▸ **SHORT TASK 1**:
In the records, starting with the line that contains "712, 27, 719]" and going on through the line that contains "35, 16, 46]", swap "copy-icon" for "duplicate-icon" and give back only those lines, unchanged otherwise.

There was also, for the first time, discussion about alternative employment.  As to that, the Tribunal found, at para. 26:

 

“Ms Gale … asked whether there were any suitable vacancies for the Claimant, to which Ms O’Farrell said that there were the roles of Associate Editor role, a design role and a sub-editing role available.  Ms O’Farrell confirmed that the Claimant would be able to apply.  The Claimant said she was not aware of those vacancies.  Ms O’Farrell then said that they had not been finally signed off at the time.  It was there that that point was left.”

 

12.          Ms Gale wrote to the Claimant the following day, 8 April, to say that the dismissal decision would stand.  So far as relevant to the issues before us, the letter said, as summarised at para. 28 of the Reasons:

 

“As far as the Claimant’s health and age were concerned Ms Gale said that the reason for the redundancy was a reorganisation of the business, and that she could find no reason to believe that her age and health would have played any part in the proposal.  The final point was alternative employment.  Ms Gale said that the Claimant had had access to the intranet, and that she had looked at vacancies on the intranet during the preceding month, and that there were no vacant roles comparable to the Claimant’s then current role nor any suitable alternatives.”

 

13.          As already noted, the Tribunal found that, notwithstanding what was said by Ms Gale about the absence of suitable alternatives, there were in fact two jobs for which the Claimant could have been considered, namely Associate Editor and Group Associate Head of Features.  The position about those two roles was as follows.

 

(1)      Associate Editor.  In her witness statement (at para. 49) Ms O’Farrell explained that the job of Associate Editor had initially been offered to a Ms Thompson but that she had turned it down on 31 March, and that it had accordingly been mentioned to the Claimant at the appeal meeting; but she said that the Claimant had been told that the vacancy had not yet been authorised (“signed off”, as it is put in the Reasons) or advertised.  She continued:

 

“Given the amount of change already in the Real Life Group, the role was not advertised until 6 May 2011 … Ingrid did not apply for the vacancy.”

▸ **STORED RECORDS**:
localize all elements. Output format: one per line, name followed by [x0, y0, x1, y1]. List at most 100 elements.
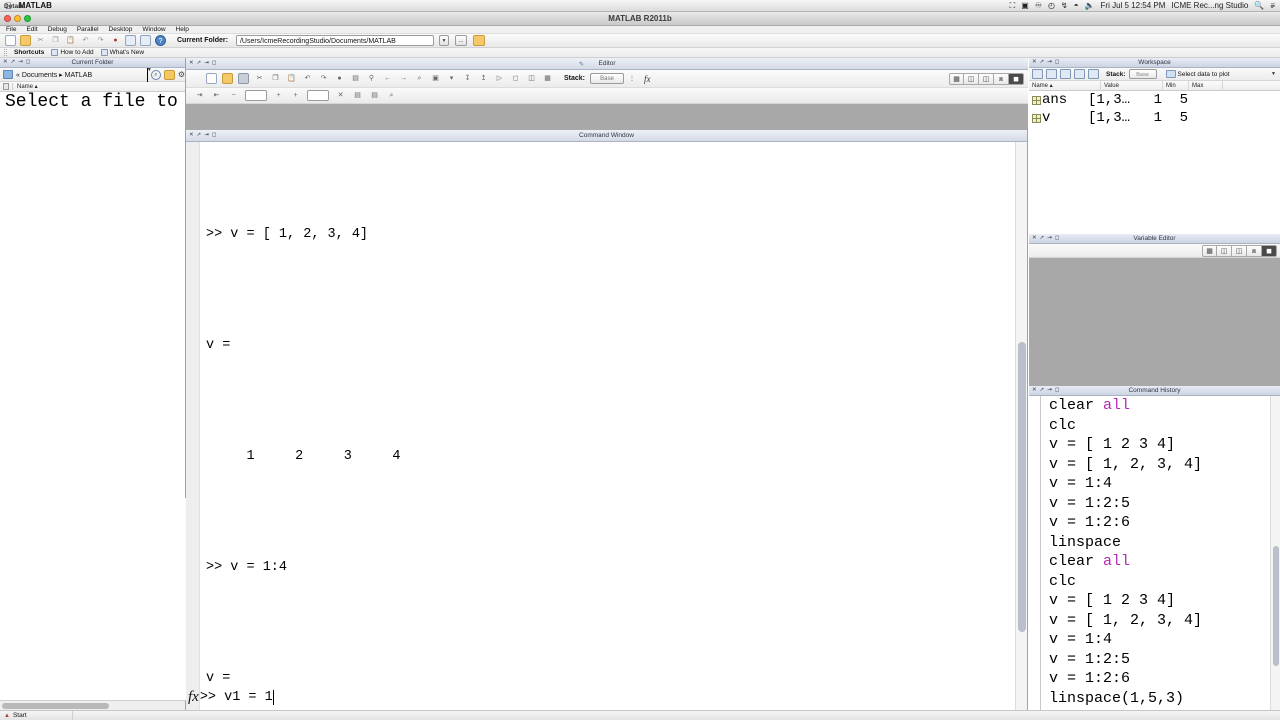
start-button[interactable]: Start	[13, 712, 27, 719]
command-history-item[interactable]: v = 1:2:6	[1029, 513, 1280, 533]
undo-icon[interactable]: ↶	[302, 73, 313, 84]
open-folder-icon[interactable]	[20, 35, 31, 46]
split-vertical-icon[interactable]: ◫	[1217, 244, 1232, 257]
menu-item-parallel[interactable]: Parallel	[77, 26, 99, 33]
copy-icon[interactable]: ❐	[50, 35, 61, 46]
step-icon[interactable]: ▾	[446, 73, 457, 84]
command-history-item[interactable]: linspace(1,5,3)	[1029, 689, 1280, 709]
split-vertical-icon[interactable]: ◫	[964, 72, 979, 85]
copy-icon[interactable]: ❐	[270, 73, 281, 84]
new-file-icon[interactable]	[5, 35, 16, 46]
command-history-item[interactable]: linspace	[1029, 533, 1280, 553]
up-folder-icon[interactable]	[472, 35, 485, 46]
scrollbar-thumb[interactable]	[1018, 342, 1026, 632]
shield-icon[interactable]: ⛶	[1010, 1, 1016, 11]
menu-item-edit[interactable]: Edit	[26, 26, 37, 33]
paste-icon[interactable]: 📋	[286, 73, 297, 84]
simulink-icon[interactable]: ●	[110, 35, 121, 46]
editor-stack-select[interactable]: Base	[590, 73, 625, 84]
column-header-max[interactable]: Max	[1189, 80, 1223, 91]
save-icon[interactable]	[238, 73, 249, 84]
command-history-item[interactable]: v = [ 1 2 3 4]	[1029, 591, 1280, 611]
save-workspace-icon[interactable]	[1074, 69, 1085, 79]
step-out-icon[interactable]: ↥	[478, 73, 489, 84]
chevron-down-icon[interactable]: ▼	[1271, 71, 1276, 77]
breadcrumb[interactable]: « Documents ▸ MATLAB	[16, 71, 92, 79]
split-horizontal-icon[interactable]: ◫	[979, 72, 994, 85]
shortcut-how-to-add[interactable]: How to Add	[51, 49, 94, 56]
command-window-prompt-row[interactable]: fx >> v1 = 1	[186, 684, 1027, 710]
font-size-input-2[interactable]	[307, 90, 329, 101]
chevron-down-icon[interactable]: ⌄	[1269, 2, 1275, 10]
do-not-disturb-icon[interactable]: ♾	[1035, 1, 1042, 10]
fx-icon[interactable]: fx	[644, 74, 651, 84]
forward-icon[interactable]: →	[398, 73, 409, 84]
import-data-icon[interactable]	[1060, 69, 1071, 79]
search-icon[interactable]: 🔍	[1254, 1, 1264, 10]
current-folder-path-input[interactable]: /Users/IcmeRecordingStudio/Documents/MAT…	[235, 35, 434, 46]
quit-debug-icon[interactable]: ◻	[510, 73, 521, 84]
clock-icon[interactable]: ◴	[1048, 1, 1055, 10]
uncomment-icon[interactable]: ▤	[369, 90, 380, 101]
browse-button[interactable]: ...	[454, 35, 467, 46]
zoom-icon[interactable]: ⌕	[414, 73, 425, 84]
close-x-icon[interactable]: ✕	[335, 90, 346, 101]
new-folder-icon[interactable]	[163, 69, 175, 80]
select-data-to-plot-button[interactable]: Select data to plot	[1165, 70, 1230, 78]
screen-record-icon[interactable]: ▣	[1021, 1, 1029, 10]
stack-icon[interactable]: ◫	[526, 73, 537, 84]
search-icon[interactable]: ⌕	[150, 69, 161, 80]
table-row[interactable]: ans [1,3… 1 5	[1029, 91, 1280, 109]
workspace-stack-select[interactable]: Base	[1128, 69, 1157, 79]
publish-icon[interactable]: ▤	[350, 73, 361, 84]
bluetooth-icon[interactable]: ↯	[1061, 1, 1068, 10]
chevron-down-icon[interactable]: ▼	[146, 67, 152, 82]
drag-handle-icon[interactable]	[4, 49, 7, 56]
open-folder-icon[interactable]	[222, 73, 233, 84]
maximize-icon[interactable]: ◼	[1262, 244, 1277, 257]
command-history-item[interactable]: v = 1:2:5	[1029, 494, 1280, 514]
menu-item-debug[interactable]: Debug	[48, 26, 67, 33]
gear-icon[interactable]: ⚙	[178, 70, 185, 79]
menu-item-file[interactable]: File	[6, 26, 16, 33]
print-icon[interactable]: ●	[334, 73, 345, 84]
plus-icon[interactable]: +	[273, 90, 284, 101]
command-history-list[interactable]: clear all clc v = [ 1 2 3 4] v = [ 1, 2, 3,…	[1029, 396, 1280, 718]
command-history-item[interactable]: v = 1:4	[1029, 630, 1280, 650]
column-header-name[interactable]: Name ▴	[1029, 80, 1101, 91]
command-history-vertical-scrollbar[interactable]	[1270, 396, 1280, 718]
menu-item-window[interactable]: Window	[142, 26, 165, 33]
editor-content-area[interactable]	[186, 104, 1028, 130]
dock-icon[interactable]: ▦	[542, 73, 553, 84]
undo-icon[interactable]: ↶	[80, 35, 91, 46]
table-row[interactable]: v [1,3… 1 5	[1029, 109, 1280, 127]
font-size-input-1[interactable]	[245, 90, 267, 101]
minus-icon[interactable]: −	[228, 90, 239, 101]
command-history-item[interactable]: clear all	[1029, 396, 1280, 416]
float-icon[interactable]: ⧈	[994, 72, 1009, 85]
plus-icon-2[interactable]: +	[290, 90, 301, 101]
float-icon[interactable]: ⧈	[1247, 244, 1262, 257]
menu-item-desktop[interactable]: Desktop	[109, 26, 133, 33]
continue-icon[interactable]: ▷	[494, 73, 505, 84]
shortcut-whats-new[interactable]: What's New	[100, 49, 144, 56]
column-header-name[interactable]: Name ▴	[12, 83, 38, 90]
command-history-item[interactable]: v = 1:2:5	[1029, 650, 1280, 670]
step-in-icon[interactable]: ↧	[462, 73, 473, 84]
wifi-icon[interactable]: ◓	[1074, 1, 1079, 10]
profiler-icon[interactable]	[140, 35, 151, 46]
breakpoint-icon[interactable]: ▣	[430, 73, 441, 84]
open-variable-icon[interactable]	[1046, 69, 1057, 79]
command-window-vertical-scrollbar[interactable]	[1015, 142, 1027, 710]
delete-icon[interactable]	[1088, 69, 1099, 79]
command-history-item[interactable]: v = [ 1 2 3 4]	[1029, 435, 1280, 455]
current-folder-file-list[interactable]	[0, 92, 185, 480]
scrollbar-thumb[interactable]	[1273, 546, 1279, 666]
command-window-body[interactable]: >> v = [ 1, 2, 3, 4] v = 1 2 3 4 >> v = …	[186, 142, 1027, 710]
command-history-item[interactable]: clc	[1029, 416, 1280, 436]
paste-icon[interactable]: 📋	[65, 35, 76, 46]
guide-icon[interactable]	[125, 35, 136, 46]
menu-item-help[interactable]: Help	[176, 26, 189, 33]
back-icon[interactable]: ←	[382, 73, 393, 84]
column-header-min[interactable]: Min	[1163, 80, 1189, 91]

▸ **SHORT TASK 2**:
In the employment tribunal passage, on what date was the Associate Editor role advertised?

▸ **CORRECT RESPONSE 1**:
start-button[interactable]: Start	[13, 712, 27, 719]
command-history-item[interactable]: v = 1:2:6	[1029, 513, 1280, 533]
undo-icon[interactable]: ↶	[302, 73, 313, 84]
open-folder-icon[interactable]	[20, 35, 31, 46]
split-vertical-icon[interactable]: ◫	[1217, 244, 1232, 257]
menu-item-parallel[interactable]: Parallel	[77, 26, 99, 33]
duplicate-icon[interactable]: ❐	[50, 35, 61, 46]
step-icon[interactable]: ▾	[446, 73, 457, 84]
command-history-item[interactable]: linspace(1,5,3)	[1029, 689, 1280, 709]
split-vertical-icon[interactable]: ◫	[964, 72, 979, 85]
duplicate-icon[interactable]: ❐	[270, 73, 281, 84]
new-file-icon[interactable]	[5, 35, 16, 46]

▸ **CORRECT RESPONSE 2**:
6 May 2011